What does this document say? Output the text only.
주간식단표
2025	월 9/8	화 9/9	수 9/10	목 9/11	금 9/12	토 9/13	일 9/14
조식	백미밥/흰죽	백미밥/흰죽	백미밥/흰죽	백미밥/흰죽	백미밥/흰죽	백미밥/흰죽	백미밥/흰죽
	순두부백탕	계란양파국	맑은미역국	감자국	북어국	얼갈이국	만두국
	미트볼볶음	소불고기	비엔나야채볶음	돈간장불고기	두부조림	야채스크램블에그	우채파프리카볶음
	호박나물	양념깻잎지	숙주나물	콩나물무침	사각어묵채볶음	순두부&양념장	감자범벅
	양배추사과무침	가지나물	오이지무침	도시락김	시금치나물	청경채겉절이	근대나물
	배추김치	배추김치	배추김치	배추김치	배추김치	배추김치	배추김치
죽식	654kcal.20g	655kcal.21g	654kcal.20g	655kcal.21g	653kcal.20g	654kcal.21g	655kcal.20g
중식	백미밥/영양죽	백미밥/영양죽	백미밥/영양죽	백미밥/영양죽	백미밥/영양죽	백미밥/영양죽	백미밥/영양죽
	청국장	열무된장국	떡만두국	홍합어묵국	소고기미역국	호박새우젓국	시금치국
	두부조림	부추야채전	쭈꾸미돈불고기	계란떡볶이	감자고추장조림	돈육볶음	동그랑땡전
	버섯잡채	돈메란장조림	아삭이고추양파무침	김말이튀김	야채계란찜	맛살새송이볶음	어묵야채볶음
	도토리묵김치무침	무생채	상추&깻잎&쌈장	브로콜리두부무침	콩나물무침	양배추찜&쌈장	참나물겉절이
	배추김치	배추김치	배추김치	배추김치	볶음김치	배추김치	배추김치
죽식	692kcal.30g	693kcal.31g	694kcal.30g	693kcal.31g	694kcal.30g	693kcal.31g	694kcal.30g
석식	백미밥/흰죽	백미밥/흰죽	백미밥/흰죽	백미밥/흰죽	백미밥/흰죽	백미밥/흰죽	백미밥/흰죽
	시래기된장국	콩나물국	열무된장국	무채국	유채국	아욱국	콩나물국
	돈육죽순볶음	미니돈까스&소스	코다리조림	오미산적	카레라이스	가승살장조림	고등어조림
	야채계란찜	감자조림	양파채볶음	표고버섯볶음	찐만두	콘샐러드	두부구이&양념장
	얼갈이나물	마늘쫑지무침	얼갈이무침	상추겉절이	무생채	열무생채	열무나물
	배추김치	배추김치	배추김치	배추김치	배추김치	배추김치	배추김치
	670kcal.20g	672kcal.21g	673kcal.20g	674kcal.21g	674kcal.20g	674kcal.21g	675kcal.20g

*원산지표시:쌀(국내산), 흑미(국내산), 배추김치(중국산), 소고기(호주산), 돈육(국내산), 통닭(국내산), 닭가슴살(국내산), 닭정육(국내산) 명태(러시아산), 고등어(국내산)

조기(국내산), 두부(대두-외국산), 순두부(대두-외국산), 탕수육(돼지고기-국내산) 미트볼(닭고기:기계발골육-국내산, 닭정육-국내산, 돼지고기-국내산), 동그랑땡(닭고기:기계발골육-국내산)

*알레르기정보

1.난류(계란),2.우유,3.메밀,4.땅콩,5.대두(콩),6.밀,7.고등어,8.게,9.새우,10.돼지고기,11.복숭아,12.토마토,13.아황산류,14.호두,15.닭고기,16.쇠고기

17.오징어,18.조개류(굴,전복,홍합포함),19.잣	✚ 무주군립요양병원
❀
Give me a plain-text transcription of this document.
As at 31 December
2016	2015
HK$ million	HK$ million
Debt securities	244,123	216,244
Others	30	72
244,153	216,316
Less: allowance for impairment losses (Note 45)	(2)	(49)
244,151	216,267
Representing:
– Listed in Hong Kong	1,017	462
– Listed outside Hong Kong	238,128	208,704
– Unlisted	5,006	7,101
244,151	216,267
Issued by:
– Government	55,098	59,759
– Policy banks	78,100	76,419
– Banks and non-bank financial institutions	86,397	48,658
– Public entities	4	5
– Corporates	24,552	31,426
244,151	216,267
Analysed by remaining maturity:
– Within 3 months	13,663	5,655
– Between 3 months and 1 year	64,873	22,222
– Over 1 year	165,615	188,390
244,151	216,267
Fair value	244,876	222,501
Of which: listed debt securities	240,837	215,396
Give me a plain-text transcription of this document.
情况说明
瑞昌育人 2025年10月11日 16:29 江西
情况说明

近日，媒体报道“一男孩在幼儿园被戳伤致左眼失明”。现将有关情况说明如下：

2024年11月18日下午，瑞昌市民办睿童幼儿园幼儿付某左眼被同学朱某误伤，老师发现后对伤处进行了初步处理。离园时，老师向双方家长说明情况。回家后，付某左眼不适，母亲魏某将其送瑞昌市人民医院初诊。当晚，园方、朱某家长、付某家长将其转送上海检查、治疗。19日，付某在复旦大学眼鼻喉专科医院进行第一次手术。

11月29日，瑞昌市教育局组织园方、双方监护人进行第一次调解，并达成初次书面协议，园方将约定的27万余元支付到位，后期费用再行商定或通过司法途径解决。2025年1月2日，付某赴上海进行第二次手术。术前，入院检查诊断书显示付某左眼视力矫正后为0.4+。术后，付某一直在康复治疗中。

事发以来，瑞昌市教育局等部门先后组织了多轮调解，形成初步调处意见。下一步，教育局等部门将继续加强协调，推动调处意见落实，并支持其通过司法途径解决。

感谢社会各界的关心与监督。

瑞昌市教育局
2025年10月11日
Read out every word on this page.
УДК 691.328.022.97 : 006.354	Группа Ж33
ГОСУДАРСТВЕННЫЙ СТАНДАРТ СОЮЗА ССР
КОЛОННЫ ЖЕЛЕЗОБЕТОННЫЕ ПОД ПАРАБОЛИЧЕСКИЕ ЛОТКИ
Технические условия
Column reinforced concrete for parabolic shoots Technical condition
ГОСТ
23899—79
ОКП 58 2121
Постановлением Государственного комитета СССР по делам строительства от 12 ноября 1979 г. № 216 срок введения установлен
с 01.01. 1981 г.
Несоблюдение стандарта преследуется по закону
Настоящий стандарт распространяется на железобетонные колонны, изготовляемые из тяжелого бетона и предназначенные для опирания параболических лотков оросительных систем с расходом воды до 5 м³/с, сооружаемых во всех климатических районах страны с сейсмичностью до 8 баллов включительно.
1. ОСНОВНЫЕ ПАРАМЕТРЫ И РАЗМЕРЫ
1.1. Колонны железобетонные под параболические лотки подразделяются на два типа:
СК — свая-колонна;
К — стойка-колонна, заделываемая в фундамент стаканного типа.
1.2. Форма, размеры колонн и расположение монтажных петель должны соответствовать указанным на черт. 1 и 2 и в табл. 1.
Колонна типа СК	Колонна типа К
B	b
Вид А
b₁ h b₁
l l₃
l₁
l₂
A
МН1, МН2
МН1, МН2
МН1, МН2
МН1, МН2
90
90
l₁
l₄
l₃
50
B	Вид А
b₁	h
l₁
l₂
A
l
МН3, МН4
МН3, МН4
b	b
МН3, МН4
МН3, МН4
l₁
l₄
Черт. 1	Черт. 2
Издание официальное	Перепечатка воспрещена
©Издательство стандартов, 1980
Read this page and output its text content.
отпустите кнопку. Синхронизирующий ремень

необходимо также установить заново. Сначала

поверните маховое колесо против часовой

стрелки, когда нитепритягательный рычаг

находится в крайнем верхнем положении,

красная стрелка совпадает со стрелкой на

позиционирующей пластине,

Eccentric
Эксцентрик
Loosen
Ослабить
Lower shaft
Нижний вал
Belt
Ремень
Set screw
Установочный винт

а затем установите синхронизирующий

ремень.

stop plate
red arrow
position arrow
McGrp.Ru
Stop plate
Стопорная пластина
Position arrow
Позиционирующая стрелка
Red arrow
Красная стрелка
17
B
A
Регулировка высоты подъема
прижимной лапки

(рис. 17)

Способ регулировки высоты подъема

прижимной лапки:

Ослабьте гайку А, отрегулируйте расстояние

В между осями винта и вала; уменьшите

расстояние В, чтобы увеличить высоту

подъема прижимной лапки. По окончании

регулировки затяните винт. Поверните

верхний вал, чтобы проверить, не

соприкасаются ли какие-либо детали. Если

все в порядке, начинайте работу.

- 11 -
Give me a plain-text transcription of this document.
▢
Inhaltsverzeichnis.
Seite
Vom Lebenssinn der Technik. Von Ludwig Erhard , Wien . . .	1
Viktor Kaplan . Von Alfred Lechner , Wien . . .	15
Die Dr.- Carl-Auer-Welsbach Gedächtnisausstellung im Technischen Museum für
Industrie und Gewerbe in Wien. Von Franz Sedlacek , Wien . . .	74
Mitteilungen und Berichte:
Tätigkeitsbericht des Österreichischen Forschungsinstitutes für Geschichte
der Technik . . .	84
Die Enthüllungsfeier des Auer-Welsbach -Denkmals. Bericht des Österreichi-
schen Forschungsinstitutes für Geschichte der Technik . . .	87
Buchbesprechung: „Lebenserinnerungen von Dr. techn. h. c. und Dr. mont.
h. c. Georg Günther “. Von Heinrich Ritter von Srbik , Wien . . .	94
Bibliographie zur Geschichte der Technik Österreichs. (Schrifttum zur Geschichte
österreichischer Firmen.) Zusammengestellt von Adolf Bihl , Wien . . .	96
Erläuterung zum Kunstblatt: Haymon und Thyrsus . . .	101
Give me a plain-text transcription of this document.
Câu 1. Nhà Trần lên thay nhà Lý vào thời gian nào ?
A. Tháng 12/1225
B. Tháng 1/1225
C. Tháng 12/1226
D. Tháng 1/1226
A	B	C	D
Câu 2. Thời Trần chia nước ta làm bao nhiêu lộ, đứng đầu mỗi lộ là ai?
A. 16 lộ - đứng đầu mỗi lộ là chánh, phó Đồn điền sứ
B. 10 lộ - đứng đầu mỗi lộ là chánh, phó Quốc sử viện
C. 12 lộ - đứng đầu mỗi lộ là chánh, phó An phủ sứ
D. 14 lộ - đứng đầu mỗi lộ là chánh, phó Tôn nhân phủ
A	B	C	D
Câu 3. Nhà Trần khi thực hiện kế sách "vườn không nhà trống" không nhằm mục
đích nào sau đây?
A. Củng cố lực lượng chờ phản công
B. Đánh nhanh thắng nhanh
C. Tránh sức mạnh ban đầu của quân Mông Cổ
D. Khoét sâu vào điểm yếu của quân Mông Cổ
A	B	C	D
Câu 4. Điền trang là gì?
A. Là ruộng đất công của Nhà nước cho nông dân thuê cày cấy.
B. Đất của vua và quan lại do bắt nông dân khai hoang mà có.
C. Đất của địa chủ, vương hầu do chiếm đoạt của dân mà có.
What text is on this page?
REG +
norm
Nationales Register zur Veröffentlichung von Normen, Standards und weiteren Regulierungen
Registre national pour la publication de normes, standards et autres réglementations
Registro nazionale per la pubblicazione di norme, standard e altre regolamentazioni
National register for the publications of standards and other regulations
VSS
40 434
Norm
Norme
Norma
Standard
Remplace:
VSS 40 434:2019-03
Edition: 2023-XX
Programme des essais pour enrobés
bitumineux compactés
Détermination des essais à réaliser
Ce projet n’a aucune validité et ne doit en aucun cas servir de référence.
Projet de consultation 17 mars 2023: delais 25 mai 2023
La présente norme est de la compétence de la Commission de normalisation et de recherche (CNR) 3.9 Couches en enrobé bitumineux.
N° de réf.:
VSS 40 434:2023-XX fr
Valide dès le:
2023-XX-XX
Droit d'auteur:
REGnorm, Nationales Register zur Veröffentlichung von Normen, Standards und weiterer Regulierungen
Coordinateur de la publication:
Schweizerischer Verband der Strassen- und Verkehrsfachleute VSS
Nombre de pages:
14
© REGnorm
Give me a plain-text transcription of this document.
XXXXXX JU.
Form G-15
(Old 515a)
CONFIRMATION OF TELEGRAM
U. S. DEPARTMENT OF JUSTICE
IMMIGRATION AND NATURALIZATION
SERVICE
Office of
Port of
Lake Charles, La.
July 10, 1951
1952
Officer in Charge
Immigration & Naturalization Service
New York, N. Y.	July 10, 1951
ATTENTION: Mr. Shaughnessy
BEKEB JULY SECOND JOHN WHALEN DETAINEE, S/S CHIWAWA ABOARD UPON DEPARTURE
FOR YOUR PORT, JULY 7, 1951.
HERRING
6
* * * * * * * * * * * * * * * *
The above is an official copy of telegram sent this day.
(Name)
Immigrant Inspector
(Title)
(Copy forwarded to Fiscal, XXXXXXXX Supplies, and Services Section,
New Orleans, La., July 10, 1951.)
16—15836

══════════════════════════════

## [What you will do]
Look through the entries and find each line that has the string "essais". Copy those lines.

## [The answer]
Programme des essais pour enrobés
Détermination des essais à réaliser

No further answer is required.